--- Written task ---
How many lines of these entries hold the string "xlabel"? Reply with the number alone.

--- The input ---
+ + +
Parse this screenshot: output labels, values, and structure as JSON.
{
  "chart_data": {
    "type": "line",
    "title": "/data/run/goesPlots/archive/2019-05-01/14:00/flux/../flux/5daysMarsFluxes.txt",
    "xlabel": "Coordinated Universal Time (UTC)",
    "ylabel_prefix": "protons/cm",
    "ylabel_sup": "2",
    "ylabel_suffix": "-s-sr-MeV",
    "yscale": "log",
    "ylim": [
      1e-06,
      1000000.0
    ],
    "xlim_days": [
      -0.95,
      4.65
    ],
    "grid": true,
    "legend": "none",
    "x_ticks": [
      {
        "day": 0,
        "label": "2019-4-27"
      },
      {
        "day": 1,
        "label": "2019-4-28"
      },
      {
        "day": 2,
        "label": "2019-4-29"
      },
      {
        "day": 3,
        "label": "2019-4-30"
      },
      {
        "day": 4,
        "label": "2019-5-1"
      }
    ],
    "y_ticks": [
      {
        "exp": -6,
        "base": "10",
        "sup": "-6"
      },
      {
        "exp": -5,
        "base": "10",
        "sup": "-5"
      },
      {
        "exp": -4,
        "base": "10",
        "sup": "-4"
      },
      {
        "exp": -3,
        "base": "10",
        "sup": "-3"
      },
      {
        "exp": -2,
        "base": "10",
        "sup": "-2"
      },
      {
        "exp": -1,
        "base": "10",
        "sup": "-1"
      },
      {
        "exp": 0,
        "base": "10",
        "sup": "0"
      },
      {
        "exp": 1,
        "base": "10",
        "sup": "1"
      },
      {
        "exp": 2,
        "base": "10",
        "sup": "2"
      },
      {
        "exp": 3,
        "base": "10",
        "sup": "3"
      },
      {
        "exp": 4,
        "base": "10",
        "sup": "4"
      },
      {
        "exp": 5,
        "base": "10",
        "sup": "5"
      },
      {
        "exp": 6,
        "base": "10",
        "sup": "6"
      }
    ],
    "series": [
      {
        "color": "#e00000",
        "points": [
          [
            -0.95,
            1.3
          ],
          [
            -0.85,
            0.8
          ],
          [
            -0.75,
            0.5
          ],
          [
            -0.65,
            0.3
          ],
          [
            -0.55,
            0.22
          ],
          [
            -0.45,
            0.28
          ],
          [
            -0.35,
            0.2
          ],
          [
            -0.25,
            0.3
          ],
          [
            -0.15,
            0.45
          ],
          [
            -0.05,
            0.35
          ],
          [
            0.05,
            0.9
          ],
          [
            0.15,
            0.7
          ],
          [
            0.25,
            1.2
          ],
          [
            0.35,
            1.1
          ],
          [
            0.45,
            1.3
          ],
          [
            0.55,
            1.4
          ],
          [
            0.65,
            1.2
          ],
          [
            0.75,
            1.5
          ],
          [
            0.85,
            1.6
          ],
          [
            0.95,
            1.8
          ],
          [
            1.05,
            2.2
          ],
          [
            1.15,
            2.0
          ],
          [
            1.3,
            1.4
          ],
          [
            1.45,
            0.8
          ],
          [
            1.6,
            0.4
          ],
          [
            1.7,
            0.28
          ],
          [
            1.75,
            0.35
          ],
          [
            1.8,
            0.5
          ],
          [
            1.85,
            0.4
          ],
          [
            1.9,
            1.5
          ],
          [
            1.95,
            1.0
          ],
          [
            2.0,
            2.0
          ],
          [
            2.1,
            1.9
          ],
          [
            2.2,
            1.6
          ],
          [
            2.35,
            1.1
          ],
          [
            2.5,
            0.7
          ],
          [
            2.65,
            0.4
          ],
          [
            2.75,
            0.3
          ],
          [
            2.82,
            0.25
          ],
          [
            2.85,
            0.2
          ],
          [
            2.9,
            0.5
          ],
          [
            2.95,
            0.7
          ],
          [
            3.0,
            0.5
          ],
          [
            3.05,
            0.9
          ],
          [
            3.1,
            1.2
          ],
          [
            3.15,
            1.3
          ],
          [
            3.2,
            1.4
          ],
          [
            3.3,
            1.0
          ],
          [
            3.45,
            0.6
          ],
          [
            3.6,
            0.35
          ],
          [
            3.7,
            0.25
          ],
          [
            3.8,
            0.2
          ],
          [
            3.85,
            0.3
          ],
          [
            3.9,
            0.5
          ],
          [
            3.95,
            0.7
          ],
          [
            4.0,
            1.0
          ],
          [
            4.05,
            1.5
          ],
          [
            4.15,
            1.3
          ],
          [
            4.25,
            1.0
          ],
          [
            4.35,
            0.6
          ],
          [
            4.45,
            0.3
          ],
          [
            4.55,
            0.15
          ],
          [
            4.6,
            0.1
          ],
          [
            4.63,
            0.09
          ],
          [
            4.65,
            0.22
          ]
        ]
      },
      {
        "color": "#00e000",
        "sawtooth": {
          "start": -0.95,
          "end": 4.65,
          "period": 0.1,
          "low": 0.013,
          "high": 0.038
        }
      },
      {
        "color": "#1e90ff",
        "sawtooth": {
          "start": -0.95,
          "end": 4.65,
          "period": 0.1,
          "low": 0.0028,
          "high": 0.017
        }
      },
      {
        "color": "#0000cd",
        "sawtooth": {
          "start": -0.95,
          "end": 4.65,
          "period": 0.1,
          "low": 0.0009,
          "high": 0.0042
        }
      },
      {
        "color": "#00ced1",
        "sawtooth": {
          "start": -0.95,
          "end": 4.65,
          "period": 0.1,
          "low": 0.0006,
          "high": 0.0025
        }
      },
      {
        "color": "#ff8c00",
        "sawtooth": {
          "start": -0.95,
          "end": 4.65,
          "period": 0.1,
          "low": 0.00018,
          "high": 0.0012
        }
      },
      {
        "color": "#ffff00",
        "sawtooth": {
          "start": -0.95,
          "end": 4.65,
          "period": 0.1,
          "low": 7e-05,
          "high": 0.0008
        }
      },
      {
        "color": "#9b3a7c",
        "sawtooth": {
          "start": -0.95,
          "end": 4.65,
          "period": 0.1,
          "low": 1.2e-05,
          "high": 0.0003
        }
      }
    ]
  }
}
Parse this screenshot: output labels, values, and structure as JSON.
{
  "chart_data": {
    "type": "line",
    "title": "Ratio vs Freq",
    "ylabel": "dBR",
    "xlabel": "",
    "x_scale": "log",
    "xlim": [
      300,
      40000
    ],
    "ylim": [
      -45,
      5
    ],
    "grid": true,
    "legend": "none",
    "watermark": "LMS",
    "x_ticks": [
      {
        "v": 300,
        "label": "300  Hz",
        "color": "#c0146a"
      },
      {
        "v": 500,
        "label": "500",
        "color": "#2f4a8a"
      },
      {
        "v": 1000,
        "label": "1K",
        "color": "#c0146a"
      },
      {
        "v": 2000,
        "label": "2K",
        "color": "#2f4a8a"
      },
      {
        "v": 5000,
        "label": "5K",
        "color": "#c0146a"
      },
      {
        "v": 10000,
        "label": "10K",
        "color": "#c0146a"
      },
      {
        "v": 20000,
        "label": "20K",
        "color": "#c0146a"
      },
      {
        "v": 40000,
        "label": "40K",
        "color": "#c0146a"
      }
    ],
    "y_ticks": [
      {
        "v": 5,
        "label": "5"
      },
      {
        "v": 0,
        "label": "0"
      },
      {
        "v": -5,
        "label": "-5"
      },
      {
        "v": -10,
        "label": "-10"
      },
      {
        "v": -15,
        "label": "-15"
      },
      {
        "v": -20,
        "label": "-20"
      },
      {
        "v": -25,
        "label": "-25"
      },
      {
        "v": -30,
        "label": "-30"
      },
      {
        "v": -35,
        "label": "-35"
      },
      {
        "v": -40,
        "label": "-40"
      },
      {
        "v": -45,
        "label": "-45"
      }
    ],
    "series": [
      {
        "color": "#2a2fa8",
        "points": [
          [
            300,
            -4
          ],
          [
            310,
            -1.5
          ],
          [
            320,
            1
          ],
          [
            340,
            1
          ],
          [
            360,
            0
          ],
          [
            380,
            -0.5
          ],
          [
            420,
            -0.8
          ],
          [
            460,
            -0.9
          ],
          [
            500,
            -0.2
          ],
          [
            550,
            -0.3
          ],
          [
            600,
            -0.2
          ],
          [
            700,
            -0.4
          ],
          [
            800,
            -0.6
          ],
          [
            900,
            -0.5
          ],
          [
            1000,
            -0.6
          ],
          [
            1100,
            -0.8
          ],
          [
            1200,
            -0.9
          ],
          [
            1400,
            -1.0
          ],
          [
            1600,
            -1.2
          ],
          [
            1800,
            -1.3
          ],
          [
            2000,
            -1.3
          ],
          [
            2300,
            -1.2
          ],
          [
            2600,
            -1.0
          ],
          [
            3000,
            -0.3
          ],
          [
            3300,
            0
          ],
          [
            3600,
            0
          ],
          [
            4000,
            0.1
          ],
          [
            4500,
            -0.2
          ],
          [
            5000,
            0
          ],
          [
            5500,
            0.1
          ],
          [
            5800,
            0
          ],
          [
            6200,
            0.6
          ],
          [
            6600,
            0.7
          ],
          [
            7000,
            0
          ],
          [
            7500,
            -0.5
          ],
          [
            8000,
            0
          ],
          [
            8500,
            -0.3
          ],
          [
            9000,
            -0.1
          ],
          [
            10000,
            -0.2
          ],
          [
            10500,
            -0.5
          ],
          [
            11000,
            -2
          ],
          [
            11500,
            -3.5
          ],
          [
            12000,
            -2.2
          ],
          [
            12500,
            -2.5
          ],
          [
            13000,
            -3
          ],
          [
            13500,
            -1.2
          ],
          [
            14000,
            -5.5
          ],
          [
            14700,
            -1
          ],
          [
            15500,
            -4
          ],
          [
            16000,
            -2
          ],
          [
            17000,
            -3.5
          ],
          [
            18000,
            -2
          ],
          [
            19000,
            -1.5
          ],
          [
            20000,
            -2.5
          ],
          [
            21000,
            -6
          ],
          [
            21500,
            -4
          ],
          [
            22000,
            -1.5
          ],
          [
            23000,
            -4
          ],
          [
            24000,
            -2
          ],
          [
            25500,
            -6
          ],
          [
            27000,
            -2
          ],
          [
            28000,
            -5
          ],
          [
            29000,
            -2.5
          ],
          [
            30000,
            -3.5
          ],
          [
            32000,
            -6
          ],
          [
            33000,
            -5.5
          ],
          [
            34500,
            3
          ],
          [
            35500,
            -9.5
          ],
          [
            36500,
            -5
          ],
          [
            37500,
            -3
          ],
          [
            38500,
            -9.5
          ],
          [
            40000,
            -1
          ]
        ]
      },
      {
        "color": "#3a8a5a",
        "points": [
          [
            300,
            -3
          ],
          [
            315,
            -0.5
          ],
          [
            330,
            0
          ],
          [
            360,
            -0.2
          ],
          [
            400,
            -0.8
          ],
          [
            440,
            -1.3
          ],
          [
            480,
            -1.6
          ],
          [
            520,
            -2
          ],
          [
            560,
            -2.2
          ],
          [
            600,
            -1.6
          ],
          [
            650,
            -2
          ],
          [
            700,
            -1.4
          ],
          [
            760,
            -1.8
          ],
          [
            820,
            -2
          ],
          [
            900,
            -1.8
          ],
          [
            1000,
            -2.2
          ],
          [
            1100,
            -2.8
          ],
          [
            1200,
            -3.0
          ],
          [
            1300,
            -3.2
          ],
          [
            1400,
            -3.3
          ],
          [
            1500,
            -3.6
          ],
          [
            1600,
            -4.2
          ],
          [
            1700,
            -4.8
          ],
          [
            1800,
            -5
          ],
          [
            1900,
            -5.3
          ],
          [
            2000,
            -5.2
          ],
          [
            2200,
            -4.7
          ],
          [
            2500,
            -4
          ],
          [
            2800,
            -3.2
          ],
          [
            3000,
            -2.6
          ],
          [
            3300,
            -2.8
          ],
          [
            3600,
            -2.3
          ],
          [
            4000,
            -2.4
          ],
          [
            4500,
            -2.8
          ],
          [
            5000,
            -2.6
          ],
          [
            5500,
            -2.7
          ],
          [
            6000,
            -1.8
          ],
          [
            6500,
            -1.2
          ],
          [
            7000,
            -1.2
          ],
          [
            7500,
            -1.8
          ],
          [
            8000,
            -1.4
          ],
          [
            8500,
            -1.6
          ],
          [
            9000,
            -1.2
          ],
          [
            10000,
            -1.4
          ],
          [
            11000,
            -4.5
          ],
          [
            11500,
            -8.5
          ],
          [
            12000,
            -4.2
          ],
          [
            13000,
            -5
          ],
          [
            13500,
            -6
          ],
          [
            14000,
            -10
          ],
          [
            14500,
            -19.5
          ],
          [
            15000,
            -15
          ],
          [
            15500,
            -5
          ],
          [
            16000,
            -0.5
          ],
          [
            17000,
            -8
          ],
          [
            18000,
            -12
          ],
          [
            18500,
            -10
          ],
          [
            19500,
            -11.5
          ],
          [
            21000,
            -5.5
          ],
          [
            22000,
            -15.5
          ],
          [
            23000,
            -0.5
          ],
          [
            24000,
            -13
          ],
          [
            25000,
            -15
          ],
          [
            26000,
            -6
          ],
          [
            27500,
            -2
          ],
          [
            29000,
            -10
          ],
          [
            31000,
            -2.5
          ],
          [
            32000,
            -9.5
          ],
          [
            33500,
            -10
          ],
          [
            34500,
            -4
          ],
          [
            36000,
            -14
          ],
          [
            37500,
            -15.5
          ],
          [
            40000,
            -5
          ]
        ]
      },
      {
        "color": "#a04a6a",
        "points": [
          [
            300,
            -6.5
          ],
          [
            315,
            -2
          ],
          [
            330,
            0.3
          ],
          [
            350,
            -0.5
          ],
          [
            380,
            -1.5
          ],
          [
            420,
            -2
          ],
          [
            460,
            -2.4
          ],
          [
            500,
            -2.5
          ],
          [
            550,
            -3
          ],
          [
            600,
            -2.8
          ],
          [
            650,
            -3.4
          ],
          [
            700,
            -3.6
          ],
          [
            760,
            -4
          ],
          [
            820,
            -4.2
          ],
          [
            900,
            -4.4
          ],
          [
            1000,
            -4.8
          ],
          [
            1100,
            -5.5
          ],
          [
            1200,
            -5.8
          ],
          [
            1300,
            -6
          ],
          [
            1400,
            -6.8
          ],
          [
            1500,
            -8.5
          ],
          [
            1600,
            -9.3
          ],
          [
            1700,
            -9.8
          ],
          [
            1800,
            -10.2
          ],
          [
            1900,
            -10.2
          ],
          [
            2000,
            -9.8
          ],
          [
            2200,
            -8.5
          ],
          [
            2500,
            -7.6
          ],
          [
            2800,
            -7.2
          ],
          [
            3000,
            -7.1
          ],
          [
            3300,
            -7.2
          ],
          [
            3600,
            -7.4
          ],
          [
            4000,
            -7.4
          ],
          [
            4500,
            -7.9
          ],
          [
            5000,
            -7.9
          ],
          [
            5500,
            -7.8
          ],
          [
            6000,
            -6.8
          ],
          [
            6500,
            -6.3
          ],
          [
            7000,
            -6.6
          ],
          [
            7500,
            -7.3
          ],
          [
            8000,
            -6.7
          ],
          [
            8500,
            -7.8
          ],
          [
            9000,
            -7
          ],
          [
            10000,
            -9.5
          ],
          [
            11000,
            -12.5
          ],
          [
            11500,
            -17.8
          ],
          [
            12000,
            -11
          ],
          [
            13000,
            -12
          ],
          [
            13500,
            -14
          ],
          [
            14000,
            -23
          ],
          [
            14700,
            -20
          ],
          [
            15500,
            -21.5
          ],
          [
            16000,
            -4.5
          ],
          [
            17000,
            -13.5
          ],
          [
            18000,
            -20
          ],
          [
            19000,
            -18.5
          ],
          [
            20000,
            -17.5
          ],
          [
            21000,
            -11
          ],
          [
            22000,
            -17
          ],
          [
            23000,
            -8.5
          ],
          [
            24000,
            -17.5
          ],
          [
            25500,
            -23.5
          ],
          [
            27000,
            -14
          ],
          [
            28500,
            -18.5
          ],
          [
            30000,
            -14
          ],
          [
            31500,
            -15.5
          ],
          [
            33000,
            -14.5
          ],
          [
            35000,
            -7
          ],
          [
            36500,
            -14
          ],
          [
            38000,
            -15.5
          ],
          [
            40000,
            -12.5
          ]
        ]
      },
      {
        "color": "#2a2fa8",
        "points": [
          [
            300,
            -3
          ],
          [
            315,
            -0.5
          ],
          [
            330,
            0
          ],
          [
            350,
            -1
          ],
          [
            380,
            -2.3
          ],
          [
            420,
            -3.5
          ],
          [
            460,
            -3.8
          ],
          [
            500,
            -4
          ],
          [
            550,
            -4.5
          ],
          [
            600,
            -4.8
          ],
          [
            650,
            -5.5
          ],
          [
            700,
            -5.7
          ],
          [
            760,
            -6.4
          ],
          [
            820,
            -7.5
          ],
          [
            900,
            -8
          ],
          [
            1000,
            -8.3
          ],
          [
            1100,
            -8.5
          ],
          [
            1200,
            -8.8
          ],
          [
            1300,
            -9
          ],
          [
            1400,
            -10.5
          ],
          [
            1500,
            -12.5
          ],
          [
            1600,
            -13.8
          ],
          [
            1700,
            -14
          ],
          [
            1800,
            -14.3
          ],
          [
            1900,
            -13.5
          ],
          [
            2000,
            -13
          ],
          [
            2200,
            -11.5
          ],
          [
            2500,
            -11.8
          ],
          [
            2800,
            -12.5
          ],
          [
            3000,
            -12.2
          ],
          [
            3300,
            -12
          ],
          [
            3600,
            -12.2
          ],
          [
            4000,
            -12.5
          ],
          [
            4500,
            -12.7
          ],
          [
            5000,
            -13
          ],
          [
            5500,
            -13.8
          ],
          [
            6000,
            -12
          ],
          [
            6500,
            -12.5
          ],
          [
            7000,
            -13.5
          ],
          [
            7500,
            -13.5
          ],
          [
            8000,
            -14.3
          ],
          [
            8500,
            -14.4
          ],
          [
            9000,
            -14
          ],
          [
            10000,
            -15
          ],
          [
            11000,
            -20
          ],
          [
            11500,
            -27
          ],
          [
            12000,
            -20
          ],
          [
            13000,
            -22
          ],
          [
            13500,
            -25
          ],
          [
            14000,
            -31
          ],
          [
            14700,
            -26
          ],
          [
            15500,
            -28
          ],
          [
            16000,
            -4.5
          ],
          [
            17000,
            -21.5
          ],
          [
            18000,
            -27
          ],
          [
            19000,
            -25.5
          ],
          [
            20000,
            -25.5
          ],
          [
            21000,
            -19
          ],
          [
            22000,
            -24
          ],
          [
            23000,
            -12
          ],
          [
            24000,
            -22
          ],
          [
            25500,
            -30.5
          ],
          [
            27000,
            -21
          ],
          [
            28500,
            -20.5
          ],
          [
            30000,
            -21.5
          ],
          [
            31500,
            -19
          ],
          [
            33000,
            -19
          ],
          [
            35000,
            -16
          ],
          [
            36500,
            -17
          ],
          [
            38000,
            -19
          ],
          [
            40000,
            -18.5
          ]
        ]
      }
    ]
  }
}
+ + +
--- Full answer ---
2